[Start of DATA]
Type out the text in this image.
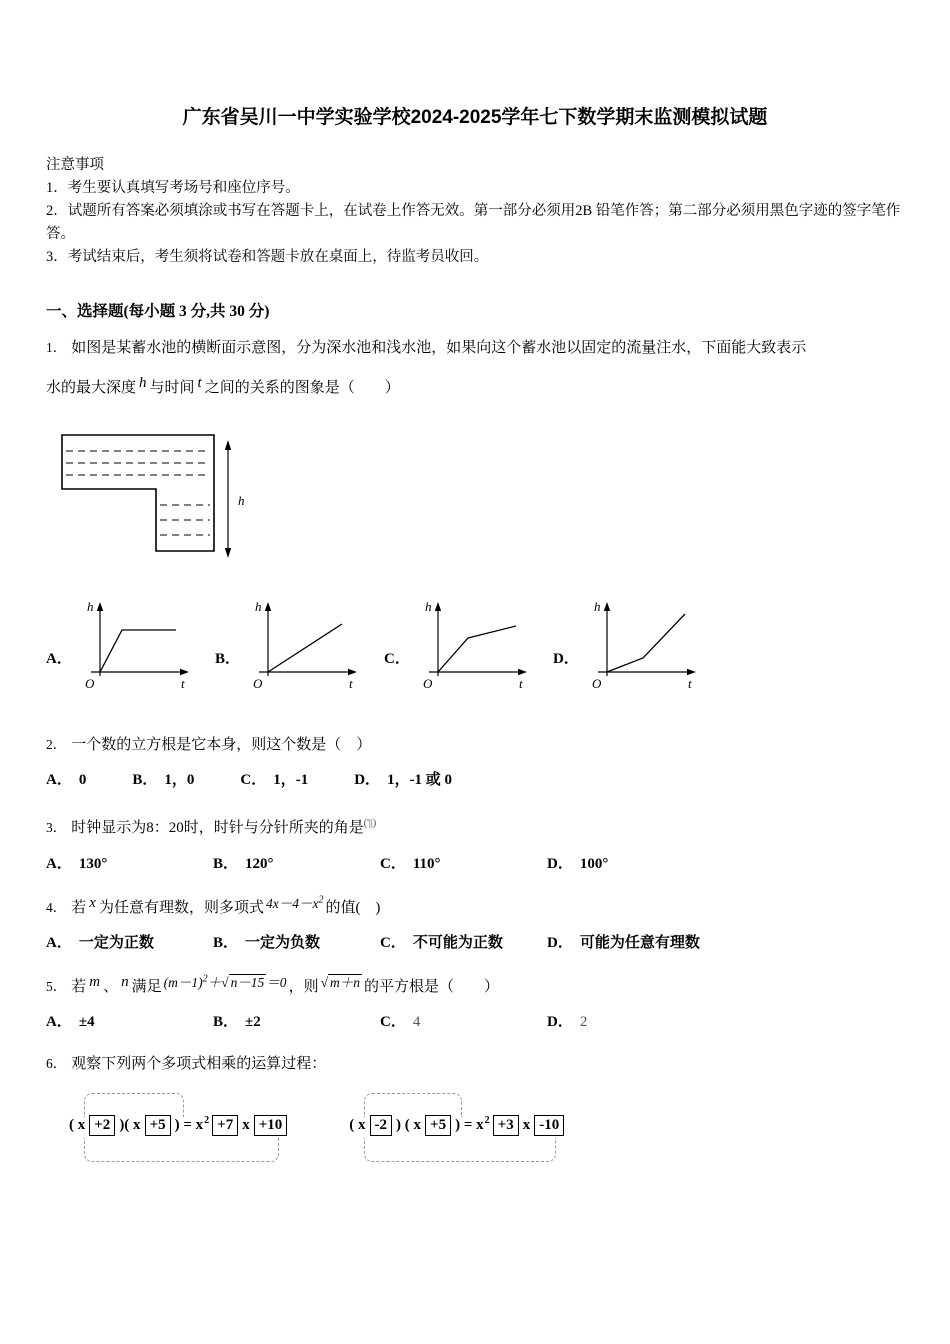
广东省吴川一中学实验学校2024-2025学年七下数学期末监测模拟试题
注意事项
1．考生要认真填写考场号和座位序号。
2．试题所有答案必须填涂或书写在答题卡上，在试卷上作答无效。第一部分必须用2B 铅笔作答；第二部分必须用黑色字迹的签字笔作答。
3．考试结束后，考生须将试卷和答题卡放在桌面上，待监考员收回。
一、选择题(每小题 3 分,共 30 分)
1． 如图是某蓄水池的横断面示意图，分为深水池和浅水池，如果向这个蓄水池以固定的流量注水，下面能大致表示
水的最大深度 h 与时间 t 之间的关系的图象是（　　）
h
A．
h
O	t
B．
h
O	t
C．
h
O	t
D．
h
O	t
2． 一个数的立方根是它本身，则这个数是（　）
A． 0	B． 1，0	C． 1，-1	D． 1，-1 或 0
3． 时钟显示为8：20时，时针与分针所夹的角是('||)
A． 130°	B． 120°	C． 110°	D． 100°
4． 若 x 为任意有理数，则多项式 $4x-4-x^2$ 的值(　)
A． 一定为正数	B． 一定为负数	C． 不可能为正数	D． 可能为任意有理数
5． 若 m 、 n 满足 $(m-1)^2+√$ n－15 ＝0 ，则 √ m＋n 的平方根是（　　）
A． ±4	B． ±2	C． 4	D． 2
6． 观察下列两个多项式相乘的运算过程：
( x +2 )( x +5 ) = $x^2 +7$ x +10	( x -2 ) ( x +5 ) = $x^2 +3$ x -10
[End of DATA]
WHAT YOU SHOULD DO => Write out the full set of lines verbatim, without the pictures.

RESPONSE TO THIS EXERCISE =>
Type out the text in this image.
广东省吴川一中学实验学校2024-2025学年七下数学期末监测模拟试题
注意事项
1．考生要认真填写考场号和座位序号。
2．试题所有答案必须填涂或书写在答题卡上，在试卷上作答无效。第一部分必须用2B 铅笔作答；第二部分必须用黑色字迹的签字笔作答。
3．考试结束后，考生须将试卷和答题卡放在桌面上，待监考员收回。
一、选择题(每小题 3 分,共 30 分)
1． 如图是某蓄水池的横断面示意图，分为深水池和浅水池，如果向这个蓄水池以固定的流量注水，下面能大致表示
水的最大深度 h 与时间 t 之间的关系的图象是（　　）
h
A．
h
O	t
B．
h
O	t
C．
h
O	t
D．
h
O	t
2． 一个数的立方根是它本身，则这个数是（　）
A． 0	B． 1，0	C． 1，-1	D． 1，-1 或 0
3． 时钟显示为8：20时，时针与分针所夹的角是('||)
A． 130°	B． 120°	C． 110°	D． 100°
4． 若 x 为任意有理数，则多项式 $4x-4-x^2$ 的值(　)
A． 一定为正数	B． 一定为负数	C． 不可能为正数	D． 可能为任意有理数
5． 若 m 、 n 满足 $(m-1)^2+√$ n－15 ＝0 ，则 √ m＋n 的平方根是（　　）
A． ±4	B． ±2	C． 4	D． 2
6． 观察下列两个多项式相乘的运算过程：
( x +2 )( x +5 ) = $x^2 +7$ x +10	( x -2 ) ( x +5 ) = $x^2 +3$ x -10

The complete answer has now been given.